根据原文，日志守卫是哪个命令的一部分？

_原文_
⁂
日志守卫是 `lbs test report` 的一部分，用来在 agent 执行测试期间捕获 UI 断言之外的运行时问题。

当前命令方向已收敛为 `lbs test plan` / `lbs test report`。日志守卫服务于 agent-browser QA，不是独立的后端 API 测试入口。

LangBot 是异步且集成度高的系统，有些问题不会直接表现为页面失败：

- 后台任务异常
- 未等待的协程
- Provider 流式调用失败
- 插件 runtime 超时
- 平台发送失败
- 数据库连接问题
- 敏感信息泄露

日志守卫负责把这些信号结构化地放进测试报告，并关联到 troubleshooting 资产。
⁂
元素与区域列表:
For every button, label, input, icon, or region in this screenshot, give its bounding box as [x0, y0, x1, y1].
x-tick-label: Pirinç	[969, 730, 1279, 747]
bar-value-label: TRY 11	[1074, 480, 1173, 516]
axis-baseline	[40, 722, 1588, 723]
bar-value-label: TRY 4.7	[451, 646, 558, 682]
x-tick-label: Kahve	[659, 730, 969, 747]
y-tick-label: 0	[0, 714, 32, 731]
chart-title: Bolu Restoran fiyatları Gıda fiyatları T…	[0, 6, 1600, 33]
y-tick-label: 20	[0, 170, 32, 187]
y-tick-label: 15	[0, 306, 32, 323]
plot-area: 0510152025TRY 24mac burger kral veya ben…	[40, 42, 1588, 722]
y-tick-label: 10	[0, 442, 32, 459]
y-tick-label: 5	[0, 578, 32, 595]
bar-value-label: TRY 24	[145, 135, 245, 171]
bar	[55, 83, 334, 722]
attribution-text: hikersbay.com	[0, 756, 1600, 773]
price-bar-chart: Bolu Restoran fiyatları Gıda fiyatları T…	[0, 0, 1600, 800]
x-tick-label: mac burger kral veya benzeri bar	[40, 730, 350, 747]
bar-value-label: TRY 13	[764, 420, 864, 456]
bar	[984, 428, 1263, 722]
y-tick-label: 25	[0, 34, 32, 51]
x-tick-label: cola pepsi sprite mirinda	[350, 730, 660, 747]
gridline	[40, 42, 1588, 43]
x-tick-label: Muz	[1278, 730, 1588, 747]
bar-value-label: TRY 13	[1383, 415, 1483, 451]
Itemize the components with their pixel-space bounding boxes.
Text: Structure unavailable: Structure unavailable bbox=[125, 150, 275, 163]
⁂
_输出结果_
日志守卫是 `lbs test report` 的一部分。